▶ Given exercise:
Pull out every line with the word "content".

Lines of data:
· · · · ·
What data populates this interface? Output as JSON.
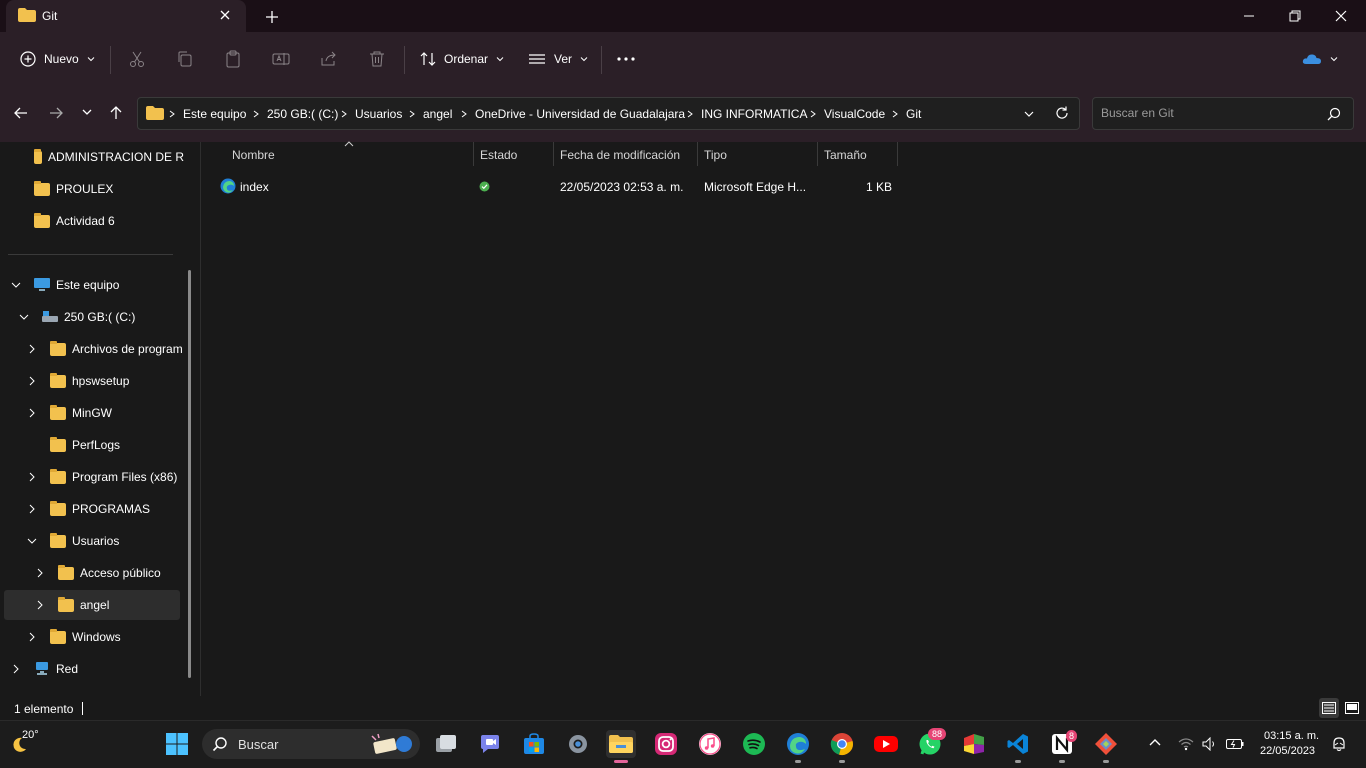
{
  "window": {
    "title": "Git"
  },
  "toolbar": {
    "new_label": "Nuevo",
    "sort_label": "Ordenar",
    "view_label": "Ver"
  },
  "breadcrumbs": [
    "Este equipo",
    "250 GB:( (C:)",
    "Usuarios",
    "angel",
    "OneDrive - Universidad de Guadalajara",
    "ING INFORMATICA",
    "VisualCode",
    "Git"
  ],
  "search": {
    "placeholder": "Buscar en Git"
  },
  "nav": {
    "quick": [
      "ADMINISTRACION DE R",
      "PROULEX",
      "Actividad 6"
    ],
    "tree": [
      {
        "label": "Este equipo"
      },
      {
        "label": "250 GB:( (C:)"
      },
      {
        "label": "Archivos de program"
      },
      {
        "label": "hpswsetup"
      },
      {
        "label": "MinGW"
      },
      {
        "label": "PerfLogs"
      },
      {
        "label": "Program Files (x86)"
      },
      {
        "label": "PROGRAMAS"
      },
      {
        "label": "Usuarios"
      },
      {
        "label": "Acceso público"
      },
      {
        "label": "angel"
      },
      {
        "label": "Windows"
      },
      {
        "label": "Red"
      }
    ]
  },
  "columns": [
    "Nombre",
    "Estado",
    "Fecha de modificación",
    "Tipo",
    "Tamaño"
  ],
  "files": [
    {
      "name": "index",
      "modified": "22/05/2023 02:53 a. m.",
      "type": "Microsoft Edge H...",
      "size": "1 KB"
    }
  ],
  "status": {
    "count": "1 elemento"
  },
  "taskbar": {
    "weather_temp": "20°",
    "search_label": "Buscar",
    "whatsapp_badge": "88",
    "notion_badge": "8",
    "time": "03:15 a. m.",
    "date": "22/05/2023"
  },
  "colors": {
    "accent": "#2b1f27",
    "folder": "#f2c14e",
    "status_ok": "#4caf50"
  }
}
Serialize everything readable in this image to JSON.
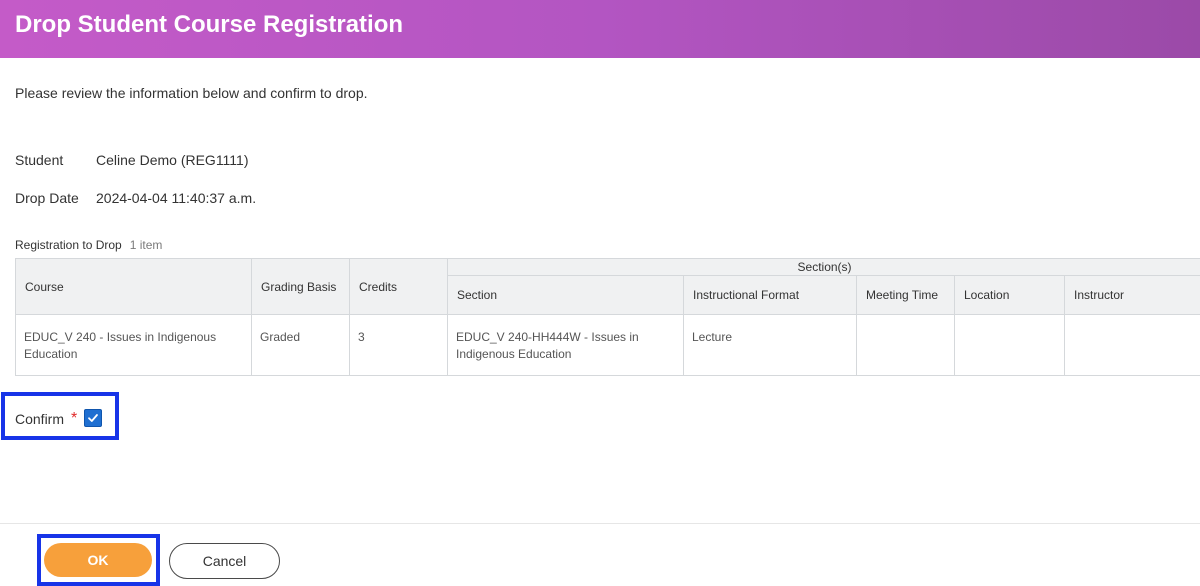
{
  "header": {
    "title": "Drop Student Course Registration"
  },
  "intro": "Please review the information below and confirm to drop.",
  "fields": [
    {
      "label": "Student",
      "value": "Celine Demo (REG1111)"
    },
    {
      "label": "Drop Date",
      "value": "2024-04-04 11:40:37 a.m."
    }
  ],
  "grid": {
    "title": "Registration to Drop",
    "count": "1 item",
    "group_header": "Section(s)",
    "columns": [
      "Course",
      "Grading Basis",
      "Credits",
      "Section",
      "Instructional Format",
      "Meeting Time",
      "Location",
      "Instructor"
    ],
    "rows": [
      {
        "course": "EDUC_V 240 - Issues in Indigenous Education",
        "grading_basis": "Graded",
        "credits": "3",
        "section": "EDUC_V 240-HH444W - Issues in Indigenous Education",
        "instructional_format": "Lecture",
        "meeting_time": "",
        "location": "",
        "instructor": ""
      }
    ]
  },
  "confirm": {
    "label": "Confirm",
    "required_mark": "*",
    "checked": true
  },
  "buttons": {
    "ok": "OK",
    "cancel": "Cancel"
  },
  "colors": {
    "header_start": "#c45bc8",
    "header_end": "#9b4aa8",
    "ok_button": "#f7a03b",
    "checkbox": "#1f6fd1",
    "highlight": "#1734e8",
    "required": "#e02b2b"
  }
}
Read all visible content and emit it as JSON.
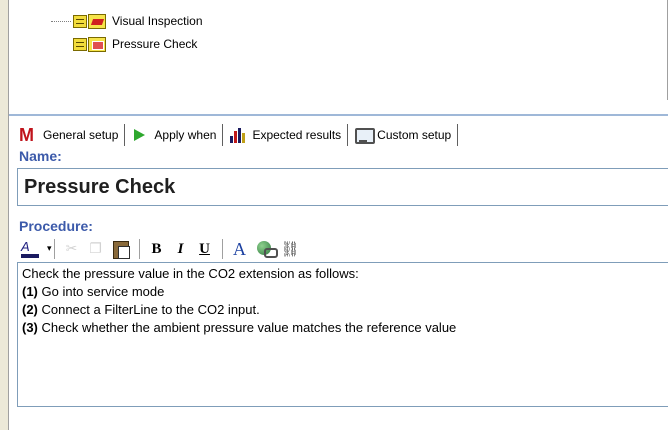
{
  "tree": {
    "items": [
      {
        "label": "Visual Inspection",
        "icon": "visual-inspection-icon"
      },
      {
        "label": "Pressure Check",
        "icon": "pressure-check-icon"
      }
    ]
  },
  "tabs": [
    {
      "label": "General setup",
      "icon": "m-logo-icon"
    },
    {
      "label": "Apply when",
      "icon": "play-arrow-icon"
    },
    {
      "label": "Expected results",
      "icon": "bar-chart-icon"
    },
    {
      "label": "Custom setup",
      "icon": "monitor-icon"
    }
  ],
  "form": {
    "name_label": "Name:",
    "name_value": "Pressure Check",
    "procedure_label": "Procedure:"
  },
  "toolbar": {
    "bold_label": "B",
    "italic_label": "I",
    "underline_label": "U",
    "font_label": "A",
    "font_color_caret": "▾"
  },
  "procedure": {
    "intro": "Check the pressure value in the CO2 extension as follows:",
    "steps": [
      {
        "num": "(1)",
        "text": " Go into service mode"
      },
      {
        "num": "(2)",
        "text": " Connect a FilterLine to the CO2 input."
      },
      {
        "num": "(3)",
        "text": " Check whether the ambient pressure value matches the reference value"
      }
    ]
  },
  "colors": {
    "label_blue": "#3C5AAA",
    "tab_bar_border": "#9FB8D8",
    "background": "#ECE9D8"
  }
}
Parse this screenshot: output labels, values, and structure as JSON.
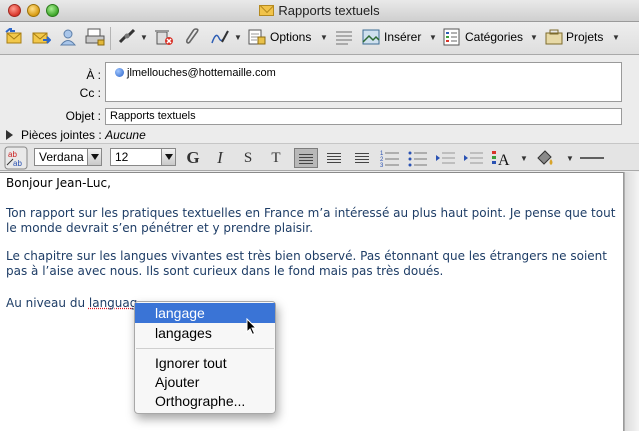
{
  "window": {
    "title": "Rapports textuels"
  },
  "toolbar": {
    "icons": [
      "reply-icon",
      "forward-icon",
      "contacts-icon",
      "print-icon",
      "delete-icon",
      "attach-icon",
      "signature-icon",
      "options-icon",
      "insert-icon",
      "categories-icon",
      "projects-icon"
    ],
    "options_label": "Options",
    "insert_label": "Insérer",
    "categories_label": "Catégories",
    "projects_label": "Projets"
  },
  "header": {
    "to_label": "À :",
    "to_value": "jlmellouches@hottemaille.com",
    "cc_label": "Cc :",
    "subject_label": "Objet :",
    "subject_value": "Rapports textuels",
    "attachments_label": "Pièces jointes :",
    "attachments_value": "Aucune"
  },
  "format": {
    "font_value": "Verdana",
    "size_value": "12",
    "bold_label": "G",
    "italic_label": "I",
    "strike_label": "S",
    "teletype_label": "T"
  },
  "body": {
    "greeting": "Bonjour Jean-Luc,",
    "para1": "Ton rapport sur les pratiques textuelles en France m’a intéressé au plus haut point. Je pense que tout le monde devrait s’en pénétrer et y prendre plaisir.",
    "para2": "Le chapitre sur les langues vivantes est très bien observé. Pas étonnant que les étrangers ne soient pas à l’aise avec nous. Ils sont curieux dans le fond mais pas très doués.",
    "para3_prefix": "Au niveau du ",
    "para3_word": "languag"
  },
  "context_menu": {
    "items": [
      {
        "label": "langage"
      },
      {
        "label": "langages"
      },
      {
        "label": "Ignorer tout"
      },
      {
        "label": "Ajouter"
      },
      {
        "label": "Orthographe..."
      }
    ],
    "highlighted_index": 0
  },
  "colors": {
    "highlight": "#3a74d6",
    "body_blue_text": "#1e3d66"
  }
}
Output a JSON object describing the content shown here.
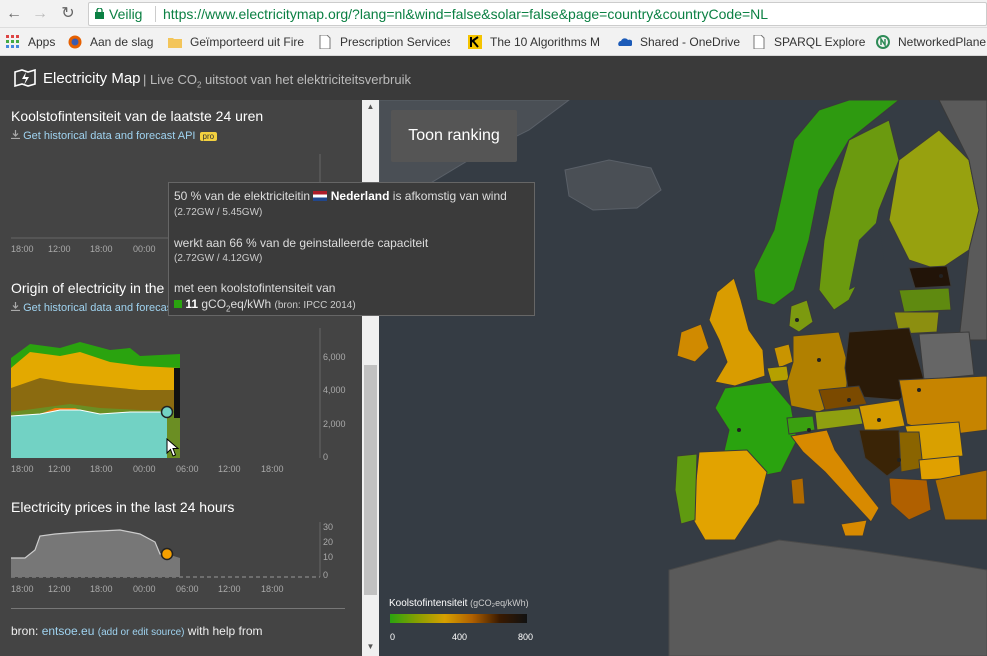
{
  "browser": {
    "secure_label": "Veilig",
    "url": "https://www.electricitymap.org/?lang=nl&wind=false&solar=false&page=country&countryCode=NL",
    "bookmarks": [
      {
        "label": "Apps",
        "icon": "apps-grid-icon"
      },
      {
        "label": "Aan de slag",
        "icon": "firefox-icon"
      },
      {
        "label": "Geïmporteerd uit Fire",
        "icon": "folder-icon"
      },
      {
        "label": "Prescription Services",
        "icon": "page-icon"
      },
      {
        "label": "The 10 Algorithms M",
        "icon": "k-logo-icon"
      },
      {
        "label": "Shared - OneDrive",
        "icon": "onedrive-icon"
      },
      {
        "label": "SPARQL Explorer",
        "icon": "page-icon"
      },
      {
        "label": "NetworkedPlane",
        "icon": "np-logo-icon"
      }
    ]
  },
  "app": {
    "title": "Electricity Map",
    "subtitle_pre": "Live CO",
    "subtitle_sub": "2",
    "subtitle_post": " uitstoot van het elektriciteitsverbruik"
  },
  "sidebar": {
    "carbon_title": "Koolstofintensiteit van de laatste 24 uren",
    "api_link": "Get historical data and forecast API",
    "pro_badge": "pro",
    "carbon_x_ticks": [
      "18:00",
      "12:00",
      "18:00",
      "00:00"
    ],
    "origin_title": "Origin of electricity in the",
    "origin_link": "Get historical data and forecas",
    "origin_y_ticks": [
      "6,000",
      "4,000",
      "2,000",
      "0"
    ],
    "origin_x_ticks": [
      "18:00",
      "12:00",
      "18:00",
      "00:00",
      "06:00",
      "12:00",
      "18:00"
    ],
    "prices_title": "Electricity prices in the last 24 hours",
    "prices_y_ticks": [
      "30",
      "20",
      "10",
      "0"
    ],
    "prices_x_ticks": [
      "18:00",
      "12:00",
      "18:00",
      "00:00",
      "06:00",
      "12:00",
      "18:00"
    ],
    "source_prefix": "bron: ",
    "source_link": "entsoe.eu",
    "source_edit": "(add or edit source)",
    "source_suffix": " with help from"
  },
  "map": {
    "ranking_button": "Toon ranking",
    "legend": {
      "title": "Koolstofintensiteit",
      "unit": "(gCO₂eq/kWh)",
      "ticks": [
        "0",
        "400",
        "800"
      ]
    }
  },
  "tooltip": {
    "line1_pre": "50 % van de elektriciteitin ",
    "country": "Nederland",
    "line1_post": " is afkomstig van wind",
    "line1_detail": "(2.72GW / 5.45GW)",
    "line2": "werkt aan 66 % van de geinstalleerde capaciteit",
    "line2_detail": "(2.72GW / 4.12GW)",
    "line3": "met een koolstofintensiteit van",
    "value": "11",
    "unit_pre": " gCO",
    "unit_sub": "2",
    "unit_post": "eq/kWh",
    "source": "(bron: IPCC 2014)"
  },
  "colors": {
    "sidebar_bg": "#444444",
    "map_bg": "#353c44",
    "wind": "#72d2c4",
    "link": "#9fd3f0"
  }
}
· · · · ·
▶ Reply:
Read all visible content and emit it as JSON.
Output a JSON object describing the content shown here.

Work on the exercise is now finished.